__What needs to be done__
What is the number of lines in the entries that include the word "العربة"? Respond with the number only.

__Dataset extract__
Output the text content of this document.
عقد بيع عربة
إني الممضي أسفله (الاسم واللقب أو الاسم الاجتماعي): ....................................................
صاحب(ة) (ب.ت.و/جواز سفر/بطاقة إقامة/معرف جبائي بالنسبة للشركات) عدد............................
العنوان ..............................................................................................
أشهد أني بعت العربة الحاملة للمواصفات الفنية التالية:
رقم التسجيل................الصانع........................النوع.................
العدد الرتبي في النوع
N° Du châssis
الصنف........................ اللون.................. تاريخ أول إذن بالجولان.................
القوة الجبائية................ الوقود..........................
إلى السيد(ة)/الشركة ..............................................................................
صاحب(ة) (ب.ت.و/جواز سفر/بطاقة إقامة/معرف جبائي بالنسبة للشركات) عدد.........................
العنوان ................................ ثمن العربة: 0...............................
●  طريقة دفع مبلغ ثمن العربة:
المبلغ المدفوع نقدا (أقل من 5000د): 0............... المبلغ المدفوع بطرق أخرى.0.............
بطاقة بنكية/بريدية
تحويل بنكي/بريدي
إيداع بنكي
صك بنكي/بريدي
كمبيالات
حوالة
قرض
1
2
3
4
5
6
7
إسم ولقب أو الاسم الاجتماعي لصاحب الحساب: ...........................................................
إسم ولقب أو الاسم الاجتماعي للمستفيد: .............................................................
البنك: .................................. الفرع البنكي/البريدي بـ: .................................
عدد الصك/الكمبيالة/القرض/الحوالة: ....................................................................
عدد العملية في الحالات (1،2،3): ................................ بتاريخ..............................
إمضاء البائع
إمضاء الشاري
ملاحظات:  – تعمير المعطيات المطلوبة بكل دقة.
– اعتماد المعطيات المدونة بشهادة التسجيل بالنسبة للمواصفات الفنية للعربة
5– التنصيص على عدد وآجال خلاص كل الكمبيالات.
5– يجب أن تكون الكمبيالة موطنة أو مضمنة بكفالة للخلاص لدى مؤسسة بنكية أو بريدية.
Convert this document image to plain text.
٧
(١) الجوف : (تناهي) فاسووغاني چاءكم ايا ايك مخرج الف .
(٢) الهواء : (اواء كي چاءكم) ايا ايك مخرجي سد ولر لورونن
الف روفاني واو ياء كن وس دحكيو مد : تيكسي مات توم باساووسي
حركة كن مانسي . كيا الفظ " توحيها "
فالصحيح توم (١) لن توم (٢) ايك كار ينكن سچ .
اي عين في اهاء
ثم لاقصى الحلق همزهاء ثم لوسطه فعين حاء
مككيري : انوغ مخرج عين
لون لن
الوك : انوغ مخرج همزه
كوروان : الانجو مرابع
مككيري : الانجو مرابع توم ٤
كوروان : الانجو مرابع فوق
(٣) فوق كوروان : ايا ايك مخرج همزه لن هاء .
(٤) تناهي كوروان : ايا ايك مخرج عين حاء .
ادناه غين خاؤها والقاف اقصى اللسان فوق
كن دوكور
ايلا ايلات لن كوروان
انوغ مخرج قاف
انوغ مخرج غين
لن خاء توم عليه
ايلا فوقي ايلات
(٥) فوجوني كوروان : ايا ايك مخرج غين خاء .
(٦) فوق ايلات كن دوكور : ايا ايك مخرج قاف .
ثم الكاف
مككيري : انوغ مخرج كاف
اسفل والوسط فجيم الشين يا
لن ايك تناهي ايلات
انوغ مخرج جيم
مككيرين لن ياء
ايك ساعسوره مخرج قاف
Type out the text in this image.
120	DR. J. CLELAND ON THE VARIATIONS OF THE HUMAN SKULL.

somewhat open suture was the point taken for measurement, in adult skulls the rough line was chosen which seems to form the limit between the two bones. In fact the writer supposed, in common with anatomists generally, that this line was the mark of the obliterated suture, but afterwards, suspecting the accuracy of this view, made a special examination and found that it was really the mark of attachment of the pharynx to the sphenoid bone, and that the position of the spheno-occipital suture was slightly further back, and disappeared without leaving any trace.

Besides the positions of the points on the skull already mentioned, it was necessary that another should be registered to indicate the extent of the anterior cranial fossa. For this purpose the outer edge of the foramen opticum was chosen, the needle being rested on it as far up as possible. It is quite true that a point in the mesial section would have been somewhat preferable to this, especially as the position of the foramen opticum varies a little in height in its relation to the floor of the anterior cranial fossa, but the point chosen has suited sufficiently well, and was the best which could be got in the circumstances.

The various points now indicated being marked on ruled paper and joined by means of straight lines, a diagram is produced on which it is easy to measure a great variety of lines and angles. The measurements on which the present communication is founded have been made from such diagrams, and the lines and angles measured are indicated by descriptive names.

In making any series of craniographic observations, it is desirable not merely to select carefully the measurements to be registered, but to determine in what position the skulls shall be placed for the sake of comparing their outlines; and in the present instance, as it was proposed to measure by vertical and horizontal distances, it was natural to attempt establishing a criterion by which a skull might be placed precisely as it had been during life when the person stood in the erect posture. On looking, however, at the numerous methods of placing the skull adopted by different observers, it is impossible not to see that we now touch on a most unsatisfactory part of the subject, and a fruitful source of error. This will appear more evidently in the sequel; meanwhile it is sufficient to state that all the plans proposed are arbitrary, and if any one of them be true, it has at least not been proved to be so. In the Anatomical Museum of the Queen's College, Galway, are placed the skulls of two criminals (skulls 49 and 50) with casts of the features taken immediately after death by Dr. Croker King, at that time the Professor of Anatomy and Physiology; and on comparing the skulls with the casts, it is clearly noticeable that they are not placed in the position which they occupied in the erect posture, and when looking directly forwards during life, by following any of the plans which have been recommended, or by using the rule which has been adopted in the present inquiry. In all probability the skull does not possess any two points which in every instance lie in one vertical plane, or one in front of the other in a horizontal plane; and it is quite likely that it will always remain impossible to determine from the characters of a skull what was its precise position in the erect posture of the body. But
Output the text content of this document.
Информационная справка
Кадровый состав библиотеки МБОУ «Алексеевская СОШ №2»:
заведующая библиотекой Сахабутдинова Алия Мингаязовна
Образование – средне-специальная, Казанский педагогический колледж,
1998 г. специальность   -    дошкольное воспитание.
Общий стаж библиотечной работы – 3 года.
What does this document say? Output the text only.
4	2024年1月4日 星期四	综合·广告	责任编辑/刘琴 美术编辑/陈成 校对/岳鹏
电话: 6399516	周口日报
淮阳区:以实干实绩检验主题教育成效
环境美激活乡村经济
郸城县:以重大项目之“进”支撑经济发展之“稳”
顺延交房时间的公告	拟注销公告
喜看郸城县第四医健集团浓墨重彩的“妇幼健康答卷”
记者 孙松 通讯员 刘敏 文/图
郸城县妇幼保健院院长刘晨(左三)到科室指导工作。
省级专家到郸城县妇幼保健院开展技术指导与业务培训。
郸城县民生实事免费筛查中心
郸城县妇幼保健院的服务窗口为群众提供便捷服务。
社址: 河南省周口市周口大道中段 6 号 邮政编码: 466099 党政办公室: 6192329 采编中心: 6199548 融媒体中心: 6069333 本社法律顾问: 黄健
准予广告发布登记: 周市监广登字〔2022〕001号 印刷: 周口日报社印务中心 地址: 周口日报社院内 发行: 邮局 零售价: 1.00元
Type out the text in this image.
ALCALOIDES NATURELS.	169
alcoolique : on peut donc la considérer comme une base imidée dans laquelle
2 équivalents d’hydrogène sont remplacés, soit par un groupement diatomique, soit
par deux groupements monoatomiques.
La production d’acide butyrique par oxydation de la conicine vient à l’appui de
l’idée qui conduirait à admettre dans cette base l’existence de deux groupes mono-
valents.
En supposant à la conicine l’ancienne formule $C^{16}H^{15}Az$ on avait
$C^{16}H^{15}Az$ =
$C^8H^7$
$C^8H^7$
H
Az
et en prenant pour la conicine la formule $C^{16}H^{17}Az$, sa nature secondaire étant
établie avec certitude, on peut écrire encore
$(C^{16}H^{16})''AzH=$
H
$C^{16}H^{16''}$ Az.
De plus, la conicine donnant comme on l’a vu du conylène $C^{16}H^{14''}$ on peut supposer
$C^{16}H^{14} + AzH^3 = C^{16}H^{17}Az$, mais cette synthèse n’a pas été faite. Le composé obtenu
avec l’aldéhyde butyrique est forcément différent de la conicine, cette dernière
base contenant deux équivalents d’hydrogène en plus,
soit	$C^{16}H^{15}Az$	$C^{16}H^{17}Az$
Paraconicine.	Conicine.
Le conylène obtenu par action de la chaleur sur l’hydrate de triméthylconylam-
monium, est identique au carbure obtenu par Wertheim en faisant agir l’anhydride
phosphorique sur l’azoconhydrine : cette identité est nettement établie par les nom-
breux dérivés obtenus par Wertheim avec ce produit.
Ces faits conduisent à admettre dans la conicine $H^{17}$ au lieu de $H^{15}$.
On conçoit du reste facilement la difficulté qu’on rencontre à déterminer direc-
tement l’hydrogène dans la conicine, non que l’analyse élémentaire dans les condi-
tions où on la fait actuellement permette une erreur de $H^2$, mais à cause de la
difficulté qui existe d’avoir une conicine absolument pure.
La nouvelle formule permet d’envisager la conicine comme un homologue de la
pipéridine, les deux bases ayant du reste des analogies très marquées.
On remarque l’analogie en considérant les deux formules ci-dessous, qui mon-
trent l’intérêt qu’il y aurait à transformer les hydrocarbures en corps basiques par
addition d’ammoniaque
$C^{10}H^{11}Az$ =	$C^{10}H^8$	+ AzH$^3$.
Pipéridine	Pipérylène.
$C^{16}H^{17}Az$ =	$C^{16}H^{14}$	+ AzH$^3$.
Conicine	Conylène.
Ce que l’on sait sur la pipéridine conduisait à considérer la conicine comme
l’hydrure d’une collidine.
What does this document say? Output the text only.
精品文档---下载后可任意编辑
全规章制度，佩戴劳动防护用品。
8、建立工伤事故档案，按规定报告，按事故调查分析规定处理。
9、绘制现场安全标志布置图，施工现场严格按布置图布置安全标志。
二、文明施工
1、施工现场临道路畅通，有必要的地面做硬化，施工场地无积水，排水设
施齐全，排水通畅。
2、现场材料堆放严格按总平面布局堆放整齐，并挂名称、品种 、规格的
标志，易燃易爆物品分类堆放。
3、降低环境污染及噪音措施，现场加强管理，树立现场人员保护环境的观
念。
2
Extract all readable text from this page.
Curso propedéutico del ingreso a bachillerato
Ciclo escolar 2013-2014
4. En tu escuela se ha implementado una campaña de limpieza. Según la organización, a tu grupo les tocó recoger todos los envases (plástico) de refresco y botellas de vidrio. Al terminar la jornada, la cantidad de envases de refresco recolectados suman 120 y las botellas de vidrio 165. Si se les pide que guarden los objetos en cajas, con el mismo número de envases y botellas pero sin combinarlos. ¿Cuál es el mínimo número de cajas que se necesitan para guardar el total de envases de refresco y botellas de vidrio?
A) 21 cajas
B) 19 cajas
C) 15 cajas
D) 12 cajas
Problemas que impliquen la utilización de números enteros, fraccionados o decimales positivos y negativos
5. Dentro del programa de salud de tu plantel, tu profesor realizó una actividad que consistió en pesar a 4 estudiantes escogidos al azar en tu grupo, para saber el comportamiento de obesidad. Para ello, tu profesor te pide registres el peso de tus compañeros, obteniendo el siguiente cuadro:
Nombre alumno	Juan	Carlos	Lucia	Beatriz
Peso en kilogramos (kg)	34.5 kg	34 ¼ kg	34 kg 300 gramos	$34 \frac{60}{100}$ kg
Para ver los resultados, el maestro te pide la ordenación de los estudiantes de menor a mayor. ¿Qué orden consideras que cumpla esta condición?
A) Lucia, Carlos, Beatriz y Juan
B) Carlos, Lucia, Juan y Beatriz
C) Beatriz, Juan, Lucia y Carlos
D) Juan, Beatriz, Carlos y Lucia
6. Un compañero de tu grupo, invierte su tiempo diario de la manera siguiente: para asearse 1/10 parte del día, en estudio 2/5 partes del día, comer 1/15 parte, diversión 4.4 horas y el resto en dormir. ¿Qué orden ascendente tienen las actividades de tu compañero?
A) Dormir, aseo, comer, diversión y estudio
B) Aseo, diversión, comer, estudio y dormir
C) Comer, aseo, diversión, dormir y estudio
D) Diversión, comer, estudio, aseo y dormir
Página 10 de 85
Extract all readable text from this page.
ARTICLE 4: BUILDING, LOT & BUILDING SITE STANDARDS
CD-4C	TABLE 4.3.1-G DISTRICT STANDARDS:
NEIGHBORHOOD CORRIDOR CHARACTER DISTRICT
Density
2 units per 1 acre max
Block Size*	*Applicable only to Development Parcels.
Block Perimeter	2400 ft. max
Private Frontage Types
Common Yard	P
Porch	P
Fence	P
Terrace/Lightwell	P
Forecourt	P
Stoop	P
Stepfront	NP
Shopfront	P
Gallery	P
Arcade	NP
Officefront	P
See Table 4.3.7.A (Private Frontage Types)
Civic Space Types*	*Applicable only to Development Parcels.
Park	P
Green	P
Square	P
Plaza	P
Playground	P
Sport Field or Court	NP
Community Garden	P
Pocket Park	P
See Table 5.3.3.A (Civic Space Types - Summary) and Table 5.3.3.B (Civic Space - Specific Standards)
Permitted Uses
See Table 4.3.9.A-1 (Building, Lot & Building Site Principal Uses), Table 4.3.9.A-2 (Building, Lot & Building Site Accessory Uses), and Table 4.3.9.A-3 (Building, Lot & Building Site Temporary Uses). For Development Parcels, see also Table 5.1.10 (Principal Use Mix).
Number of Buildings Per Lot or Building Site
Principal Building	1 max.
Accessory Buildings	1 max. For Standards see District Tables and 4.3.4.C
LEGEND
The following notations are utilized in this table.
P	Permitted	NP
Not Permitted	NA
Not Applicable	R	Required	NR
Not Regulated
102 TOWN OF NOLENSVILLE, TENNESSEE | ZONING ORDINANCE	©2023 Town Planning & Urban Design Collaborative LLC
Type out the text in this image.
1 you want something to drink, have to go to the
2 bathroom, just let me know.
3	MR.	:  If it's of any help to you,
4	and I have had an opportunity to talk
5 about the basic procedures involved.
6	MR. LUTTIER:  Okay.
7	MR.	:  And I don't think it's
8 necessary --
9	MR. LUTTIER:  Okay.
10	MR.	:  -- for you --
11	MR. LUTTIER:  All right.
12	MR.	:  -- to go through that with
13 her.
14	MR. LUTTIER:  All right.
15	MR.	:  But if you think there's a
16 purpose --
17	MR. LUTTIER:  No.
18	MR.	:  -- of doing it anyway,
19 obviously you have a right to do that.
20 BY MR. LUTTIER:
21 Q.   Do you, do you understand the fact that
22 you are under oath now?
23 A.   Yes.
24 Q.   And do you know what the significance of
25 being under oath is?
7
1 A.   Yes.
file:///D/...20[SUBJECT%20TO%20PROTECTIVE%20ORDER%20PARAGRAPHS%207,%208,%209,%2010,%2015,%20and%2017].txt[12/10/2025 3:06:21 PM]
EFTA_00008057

__Response__
3